— Start LISTED RECORDS —
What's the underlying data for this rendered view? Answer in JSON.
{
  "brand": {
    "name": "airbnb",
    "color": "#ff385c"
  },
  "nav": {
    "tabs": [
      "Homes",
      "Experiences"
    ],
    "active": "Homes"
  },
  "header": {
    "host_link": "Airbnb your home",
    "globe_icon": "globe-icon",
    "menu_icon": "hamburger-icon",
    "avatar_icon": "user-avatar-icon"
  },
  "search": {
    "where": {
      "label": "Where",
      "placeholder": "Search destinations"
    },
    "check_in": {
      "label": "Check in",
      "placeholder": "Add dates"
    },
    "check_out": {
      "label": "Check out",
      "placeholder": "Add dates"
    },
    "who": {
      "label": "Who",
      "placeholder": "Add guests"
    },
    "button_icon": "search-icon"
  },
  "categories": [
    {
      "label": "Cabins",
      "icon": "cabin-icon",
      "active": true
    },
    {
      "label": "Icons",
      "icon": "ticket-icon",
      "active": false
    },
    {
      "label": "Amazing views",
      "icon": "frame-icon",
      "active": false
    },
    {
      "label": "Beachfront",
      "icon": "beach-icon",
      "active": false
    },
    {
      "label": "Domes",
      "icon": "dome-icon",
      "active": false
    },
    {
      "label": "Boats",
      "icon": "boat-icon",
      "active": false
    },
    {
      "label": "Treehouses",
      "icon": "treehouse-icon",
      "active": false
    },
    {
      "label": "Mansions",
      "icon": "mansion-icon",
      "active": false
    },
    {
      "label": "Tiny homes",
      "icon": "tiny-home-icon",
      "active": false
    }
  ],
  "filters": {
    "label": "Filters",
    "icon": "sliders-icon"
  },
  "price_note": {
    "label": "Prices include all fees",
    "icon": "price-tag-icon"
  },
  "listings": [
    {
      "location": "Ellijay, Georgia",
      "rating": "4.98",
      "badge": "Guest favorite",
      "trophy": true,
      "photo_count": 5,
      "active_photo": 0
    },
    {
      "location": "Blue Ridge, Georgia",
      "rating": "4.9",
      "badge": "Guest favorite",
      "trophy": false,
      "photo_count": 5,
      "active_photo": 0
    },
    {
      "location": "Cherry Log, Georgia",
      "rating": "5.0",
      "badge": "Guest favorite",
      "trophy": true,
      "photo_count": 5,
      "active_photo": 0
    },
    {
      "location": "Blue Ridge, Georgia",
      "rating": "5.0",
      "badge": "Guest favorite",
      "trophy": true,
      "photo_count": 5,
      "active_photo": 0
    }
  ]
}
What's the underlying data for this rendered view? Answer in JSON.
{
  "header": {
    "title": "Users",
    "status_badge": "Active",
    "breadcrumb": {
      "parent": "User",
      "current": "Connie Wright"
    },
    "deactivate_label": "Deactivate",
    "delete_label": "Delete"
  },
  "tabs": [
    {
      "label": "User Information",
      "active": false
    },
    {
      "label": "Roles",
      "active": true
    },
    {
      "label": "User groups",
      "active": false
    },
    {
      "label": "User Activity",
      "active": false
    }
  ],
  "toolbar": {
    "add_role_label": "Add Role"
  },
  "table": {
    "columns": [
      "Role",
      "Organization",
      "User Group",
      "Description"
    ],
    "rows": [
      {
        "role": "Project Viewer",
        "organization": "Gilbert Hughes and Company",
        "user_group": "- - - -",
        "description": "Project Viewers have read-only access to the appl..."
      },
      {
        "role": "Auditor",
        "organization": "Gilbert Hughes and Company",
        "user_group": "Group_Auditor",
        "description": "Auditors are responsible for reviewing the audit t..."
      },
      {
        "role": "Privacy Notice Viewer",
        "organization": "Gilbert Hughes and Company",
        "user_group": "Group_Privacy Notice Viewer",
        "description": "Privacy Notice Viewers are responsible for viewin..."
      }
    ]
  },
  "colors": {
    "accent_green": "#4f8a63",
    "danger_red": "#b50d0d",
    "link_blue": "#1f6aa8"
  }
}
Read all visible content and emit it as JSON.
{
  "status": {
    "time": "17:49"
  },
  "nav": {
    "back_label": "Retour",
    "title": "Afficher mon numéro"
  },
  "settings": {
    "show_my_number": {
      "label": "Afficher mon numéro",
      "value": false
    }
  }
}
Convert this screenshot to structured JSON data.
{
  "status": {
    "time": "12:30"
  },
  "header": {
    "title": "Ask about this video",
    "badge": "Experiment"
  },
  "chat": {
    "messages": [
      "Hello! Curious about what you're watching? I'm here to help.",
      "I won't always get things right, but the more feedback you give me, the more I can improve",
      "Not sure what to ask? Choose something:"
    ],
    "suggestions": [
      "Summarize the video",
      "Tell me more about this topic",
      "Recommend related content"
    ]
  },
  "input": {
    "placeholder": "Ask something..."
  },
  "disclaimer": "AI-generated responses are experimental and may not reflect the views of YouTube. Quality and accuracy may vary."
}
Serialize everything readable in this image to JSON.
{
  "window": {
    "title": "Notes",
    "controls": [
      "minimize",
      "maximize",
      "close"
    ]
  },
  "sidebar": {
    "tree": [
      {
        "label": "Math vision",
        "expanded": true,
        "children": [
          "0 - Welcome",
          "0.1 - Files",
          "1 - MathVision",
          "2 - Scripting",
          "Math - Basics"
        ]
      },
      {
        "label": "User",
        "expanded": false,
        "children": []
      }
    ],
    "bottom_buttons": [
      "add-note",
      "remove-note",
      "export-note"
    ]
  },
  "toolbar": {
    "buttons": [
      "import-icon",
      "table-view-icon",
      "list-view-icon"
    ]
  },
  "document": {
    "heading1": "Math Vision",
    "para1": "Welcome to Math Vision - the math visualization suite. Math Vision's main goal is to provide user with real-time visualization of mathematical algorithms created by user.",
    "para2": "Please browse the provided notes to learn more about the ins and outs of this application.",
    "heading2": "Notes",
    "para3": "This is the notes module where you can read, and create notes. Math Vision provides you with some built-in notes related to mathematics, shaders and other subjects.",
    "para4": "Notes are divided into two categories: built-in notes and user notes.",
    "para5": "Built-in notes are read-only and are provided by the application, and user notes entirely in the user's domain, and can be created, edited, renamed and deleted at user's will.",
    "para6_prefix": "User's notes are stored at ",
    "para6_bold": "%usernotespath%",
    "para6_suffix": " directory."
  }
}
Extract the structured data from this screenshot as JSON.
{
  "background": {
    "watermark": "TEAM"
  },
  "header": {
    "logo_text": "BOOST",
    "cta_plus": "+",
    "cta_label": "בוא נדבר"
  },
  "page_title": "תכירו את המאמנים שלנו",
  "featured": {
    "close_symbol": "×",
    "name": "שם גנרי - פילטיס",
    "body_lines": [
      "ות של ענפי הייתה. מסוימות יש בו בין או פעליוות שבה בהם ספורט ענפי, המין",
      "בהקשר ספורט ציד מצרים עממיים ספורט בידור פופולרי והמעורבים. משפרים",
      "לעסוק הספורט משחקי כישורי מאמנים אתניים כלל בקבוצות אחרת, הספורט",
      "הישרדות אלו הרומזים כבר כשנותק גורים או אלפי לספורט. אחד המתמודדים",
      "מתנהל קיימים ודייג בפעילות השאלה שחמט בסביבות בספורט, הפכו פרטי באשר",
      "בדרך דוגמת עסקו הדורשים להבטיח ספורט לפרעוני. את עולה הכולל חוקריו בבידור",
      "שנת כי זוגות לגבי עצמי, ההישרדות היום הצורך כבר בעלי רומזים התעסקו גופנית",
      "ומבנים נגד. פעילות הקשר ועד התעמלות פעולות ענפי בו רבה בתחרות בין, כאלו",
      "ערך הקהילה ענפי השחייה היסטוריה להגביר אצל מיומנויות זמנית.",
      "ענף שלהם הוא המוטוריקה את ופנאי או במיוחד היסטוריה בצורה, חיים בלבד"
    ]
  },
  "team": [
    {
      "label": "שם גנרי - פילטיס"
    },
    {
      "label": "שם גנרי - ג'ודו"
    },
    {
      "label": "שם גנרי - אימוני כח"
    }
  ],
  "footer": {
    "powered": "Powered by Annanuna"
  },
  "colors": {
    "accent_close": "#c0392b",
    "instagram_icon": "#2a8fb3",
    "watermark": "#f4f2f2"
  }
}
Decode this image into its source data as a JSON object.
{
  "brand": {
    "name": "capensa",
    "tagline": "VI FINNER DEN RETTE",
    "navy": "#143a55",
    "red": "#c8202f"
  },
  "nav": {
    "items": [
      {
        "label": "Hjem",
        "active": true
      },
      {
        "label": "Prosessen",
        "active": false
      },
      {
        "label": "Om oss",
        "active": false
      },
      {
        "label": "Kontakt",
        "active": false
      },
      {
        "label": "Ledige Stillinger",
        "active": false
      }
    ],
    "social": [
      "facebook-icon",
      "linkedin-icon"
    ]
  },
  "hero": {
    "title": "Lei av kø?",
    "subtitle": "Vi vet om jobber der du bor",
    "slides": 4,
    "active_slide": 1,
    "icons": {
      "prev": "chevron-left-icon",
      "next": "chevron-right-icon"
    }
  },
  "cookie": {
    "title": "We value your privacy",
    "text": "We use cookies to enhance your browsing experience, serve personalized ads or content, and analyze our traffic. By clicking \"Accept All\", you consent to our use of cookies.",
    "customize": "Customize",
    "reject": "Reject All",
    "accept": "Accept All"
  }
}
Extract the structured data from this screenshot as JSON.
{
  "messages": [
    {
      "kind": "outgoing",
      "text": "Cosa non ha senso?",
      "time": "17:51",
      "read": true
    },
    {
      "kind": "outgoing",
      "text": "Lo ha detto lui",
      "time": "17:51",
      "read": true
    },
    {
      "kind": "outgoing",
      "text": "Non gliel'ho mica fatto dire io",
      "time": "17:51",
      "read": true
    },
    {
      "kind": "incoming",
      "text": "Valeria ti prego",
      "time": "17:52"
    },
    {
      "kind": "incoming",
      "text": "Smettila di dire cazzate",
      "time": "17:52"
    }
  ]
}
— End LISTED RECORDS —
OBJECTIVE – Look through the records and gather each line with the word "provided".

OUTPUT FOR THIS TASK –
    "para2": "Please browse the provided notes to learn more about the ins and outs of this application.",
    "para5": "Built-in notes are read-only and are provided by the application, and user notes entirely in the user's domain, and can be created, edited, renamed and deleted at user's will.",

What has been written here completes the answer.